SHORT PROBLEM: Please give the data below again in full, exactly as it stands.

┏━━

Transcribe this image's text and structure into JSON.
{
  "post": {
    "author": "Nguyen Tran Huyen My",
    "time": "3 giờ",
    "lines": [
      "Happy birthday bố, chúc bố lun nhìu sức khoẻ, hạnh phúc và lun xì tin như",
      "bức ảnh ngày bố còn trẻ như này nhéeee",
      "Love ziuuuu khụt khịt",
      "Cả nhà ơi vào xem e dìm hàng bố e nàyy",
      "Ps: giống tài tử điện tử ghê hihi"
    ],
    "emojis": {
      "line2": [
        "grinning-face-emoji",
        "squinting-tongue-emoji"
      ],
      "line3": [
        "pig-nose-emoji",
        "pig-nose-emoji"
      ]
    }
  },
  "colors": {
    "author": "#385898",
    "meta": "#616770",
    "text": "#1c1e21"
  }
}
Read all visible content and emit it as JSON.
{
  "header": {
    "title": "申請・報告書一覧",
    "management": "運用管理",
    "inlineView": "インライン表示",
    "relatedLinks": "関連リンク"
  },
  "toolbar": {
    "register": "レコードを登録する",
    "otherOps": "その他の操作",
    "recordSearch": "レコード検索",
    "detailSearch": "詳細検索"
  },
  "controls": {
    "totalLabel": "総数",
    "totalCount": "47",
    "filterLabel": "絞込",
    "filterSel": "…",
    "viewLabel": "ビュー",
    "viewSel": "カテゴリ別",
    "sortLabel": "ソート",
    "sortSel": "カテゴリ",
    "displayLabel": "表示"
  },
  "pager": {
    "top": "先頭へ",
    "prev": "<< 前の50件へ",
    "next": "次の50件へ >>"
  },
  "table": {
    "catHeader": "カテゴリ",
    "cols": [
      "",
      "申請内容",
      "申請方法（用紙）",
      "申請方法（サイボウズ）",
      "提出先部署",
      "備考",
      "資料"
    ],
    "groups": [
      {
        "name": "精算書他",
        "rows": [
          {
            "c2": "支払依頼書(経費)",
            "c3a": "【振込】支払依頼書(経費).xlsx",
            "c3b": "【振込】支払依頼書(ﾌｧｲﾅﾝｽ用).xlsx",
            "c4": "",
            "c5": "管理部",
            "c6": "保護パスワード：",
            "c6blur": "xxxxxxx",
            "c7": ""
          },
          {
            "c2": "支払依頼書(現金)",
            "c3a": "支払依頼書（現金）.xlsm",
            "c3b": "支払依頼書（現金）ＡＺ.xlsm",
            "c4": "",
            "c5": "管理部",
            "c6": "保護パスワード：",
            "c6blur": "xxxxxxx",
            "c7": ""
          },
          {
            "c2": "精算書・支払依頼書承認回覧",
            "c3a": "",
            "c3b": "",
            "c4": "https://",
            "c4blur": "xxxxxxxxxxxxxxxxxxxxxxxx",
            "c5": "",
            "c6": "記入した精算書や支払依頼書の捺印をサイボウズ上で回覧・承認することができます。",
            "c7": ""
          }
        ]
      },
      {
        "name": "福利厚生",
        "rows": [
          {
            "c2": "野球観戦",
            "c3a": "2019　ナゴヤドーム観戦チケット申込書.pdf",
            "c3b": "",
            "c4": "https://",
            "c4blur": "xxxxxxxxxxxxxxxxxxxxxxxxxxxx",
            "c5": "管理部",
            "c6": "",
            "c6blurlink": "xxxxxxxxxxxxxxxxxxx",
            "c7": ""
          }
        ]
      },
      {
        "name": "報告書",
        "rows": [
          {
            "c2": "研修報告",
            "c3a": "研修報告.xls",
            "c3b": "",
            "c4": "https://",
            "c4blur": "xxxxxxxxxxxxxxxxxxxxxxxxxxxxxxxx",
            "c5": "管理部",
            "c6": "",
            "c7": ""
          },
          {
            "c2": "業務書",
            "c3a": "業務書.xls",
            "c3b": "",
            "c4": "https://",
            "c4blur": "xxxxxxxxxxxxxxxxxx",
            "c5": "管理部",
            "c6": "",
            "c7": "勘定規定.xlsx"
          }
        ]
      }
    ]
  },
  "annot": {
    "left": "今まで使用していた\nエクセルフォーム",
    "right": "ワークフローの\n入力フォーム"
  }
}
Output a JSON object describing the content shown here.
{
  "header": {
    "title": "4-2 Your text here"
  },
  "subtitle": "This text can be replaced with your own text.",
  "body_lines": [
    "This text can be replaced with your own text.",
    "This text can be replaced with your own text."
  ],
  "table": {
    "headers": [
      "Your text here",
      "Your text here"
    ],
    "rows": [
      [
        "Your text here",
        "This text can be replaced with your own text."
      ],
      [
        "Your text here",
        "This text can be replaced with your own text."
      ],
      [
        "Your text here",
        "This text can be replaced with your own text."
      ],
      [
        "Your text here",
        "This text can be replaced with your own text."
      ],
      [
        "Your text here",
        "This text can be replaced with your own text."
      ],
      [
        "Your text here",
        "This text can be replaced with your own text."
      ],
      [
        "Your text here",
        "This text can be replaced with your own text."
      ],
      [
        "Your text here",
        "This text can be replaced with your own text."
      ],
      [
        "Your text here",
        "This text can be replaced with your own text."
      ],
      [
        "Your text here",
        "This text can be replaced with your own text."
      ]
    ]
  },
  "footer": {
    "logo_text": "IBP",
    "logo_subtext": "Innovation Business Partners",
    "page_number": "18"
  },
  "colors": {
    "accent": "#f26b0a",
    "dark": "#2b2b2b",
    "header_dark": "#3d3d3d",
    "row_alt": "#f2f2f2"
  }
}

┗━━

EXPECTED ANSWER:
Transcribe this image's text and structure into JSON.
{
  "post": {
    "author": "Nguyen Tran Huyen My",
    "time": "3 giờ",
    "lines": [
      "Happy birthday bố, chúc bố lun nhìu sức khoẻ, hạnh phúc và lun xì tin như",
      "bức ảnh ngày bố còn trẻ như này nhéeee",
      "Love ziuuuu khụt khịt",
      "Cả nhà ơi vào xem e dìm hàng bố e nàyy",
      "Ps: giống tài tử điện tử ghê hihi"
    ],
    "emojis": {
      "line2": [
        "grinning-face-emoji",
        "squinting-tongue-emoji"
      ],
      "line3": [
        "pig-nose-emoji",
        "pig-nose-emoji"
      ]
    }
  },
  "colors": {
    "author": "#385898",
    "meta": "#616770",
    "text": "#1c1e21"
  }
}
Read all visible content and emit it as JSON.
{
  "header": {
    "title": "申請・報告書一覧",
    "management": "運用管理",
    "inlineView": "インライン表示",
    "relatedLinks": "関連リンク"
  },
  "toolbar": {
    "register": "レコードを登録する",
    "otherOps": "その他の操作",
    "recordSearch": "レコード検索",
    "detailSearch": "詳細検索"
  },
  "controls": {
    "totalLabel": "総数",
    "totalCount": "47",
    "filterLabel": "絞込",
    "filterSel": "…",
    "viewLabel": "ビュー",
    "viewSel": "カテゴリ別",
    "sortLabel": "ソート",
    "sortSel": "カテゴリ",
    "displayLabel": "表示"
  },
  "pager": {
    "top": "先頭へ",
    "prev": "<< 前の50件へ",
    "next": "次の50件へ >>"
  },
  "table": {
    "catHeader": "カテゴリ",
    "cols": [
      "",
      "申請内容",
      "申請方法（用紙）",
      "申請方法（サイボウズ）",
      "提出先部署",
      "備考",
      "資料"
    ],
    "groups": [
      {
        "name": "精算書他",
        "rows": [
          {
            "c2": "支払依頼書(経費)",
            "c3a": "【振込】支払依頼書(経費).xlsx",
            "c3b": "【振込】支払依頼書(ﾌｧｲﾅﾝｽ用).xlsx",
            "c4": "",
            "c5": "管理部",
            "c6": "保護パスワード：",
            "c6blur": "xxxxxxx",
            "c7": ""
          },
          {
            "c2": "支払依頼書(現金)",
            "c3a": "支払依頼書（現金）.xlsm",
            "c3b": "支払依頼書（現金）ＡＺ.xlsm",
            "c4": "",
            "c5": "管理部",
            "c6": "保護パスワード：",
            "c6blur": "xxxxxxx",
            "c7": ""
          },
          {
            "c2": "精算書・支払依頼書承認回覧",
            "c3a": "",
            "c3b": "",
            "c4": "https://",
            "c4blur": "xxxxxxxxxxxxxxxxxxxxxxxx",
            "c5": "",
            "c6": "記入した精算書や支払依頼書の捺印をサイボウズ上で回覧・承認することができます。",
            "c7": ""
          }
        ]
      },
      {
        "name": "福利厚生",
        "rows": [
          {
            "c2": "野球観戦",
            "c3a": "2019　ナゴヤドーム観戦チケット申込書.pdf",
            "c3b": "",
            "c4": "https://",
            "c4blur": "xxxxxxxxxxxxxxxxxxxxxxxxxxxx",
            "c5": "管理部",
            "c6": "",
            "c6blurlink": "xxxxxxxxxxxxxxxxxxx",
            "c7": ""
          }
        ]
      },
      {
        "name": "報告書",
        "rows": [
          {
            "c2": "研修報告",
            "c3a": "研修報告.xls",
            "c3b": "",
            "c4": "https://",
            "c4blur": "xxxxxxxxxxxxxxxxxxxxxxxxxxxxxxxx",
            "c5": "管理部",
            "c6": "",
            "c7": ""
          },
          {
            "c2": "業務書",
            "c3a": "業務書.xls",
            "c3b": "",
            "c4": "https://",
            "c4blur": "xxxxxxxxxxxxxxxxxx",
            "c5": "管理部",
            "c6": "",
            "c7": "勘定規定.xlsx"
          }
        ]
      }
    ]
  },
  "annot": {
    "left": "今まで使用していた\nエクセルフォーム",
    "right": "ワークフローの\n入力フォーム"
  }
}
Output a JSON object describing the content shown here.
{
  "header": {
    "title": "4-2 Your text here"
  },
  "subtitle": "This text can be replaced with your own text.",
  "body_lines": [
    "This text can be replaced with your own text.",
    "This text can be replaced with your own text."
  ],
  "table": {
    "headers": [
      "Your text here",
      "Your text here"
    ],
    "rows": [
      [
        "Your text here",
        "This text can be replaced with your own text."
      ],
      [
        "Your text here",
        "This text can be replaced with your own text."
      ],
      [
        "Your text here",
        "This text can be replaced with your own text."
      ],
      [
        "Your text here",
        "This text can be replaced with your own text."
      ],
      [
        "Your text here",
        "This text can be replaced with your own text."
      ],
      [
        "Your text here",
        "This text can be replaced with your own text."
      ],
      [
        "Your text here",
        "This text can be replaced with your own text."
      ],
      [
        "Your text here",
        "This text can be replaced with your own text."
      ],
      [
        "Your text here",
        "This text can be replaced with your own text."
      ],
      [
        "Your text here",
        "This text can be replaced with your own text."
      ]
    ]
  },
  "footer": {
    "logo_text": "IBP",
    "logo_subtext": "Innovation Business Partners",
    "page_number": "18"
  },
  "colors": {
    "accent": "#f26b0a",
    "dark": "#2b2b2b",
    "header_dark": "#3d3d3d",
    "row_alt": "#f2f2f2"
  }
}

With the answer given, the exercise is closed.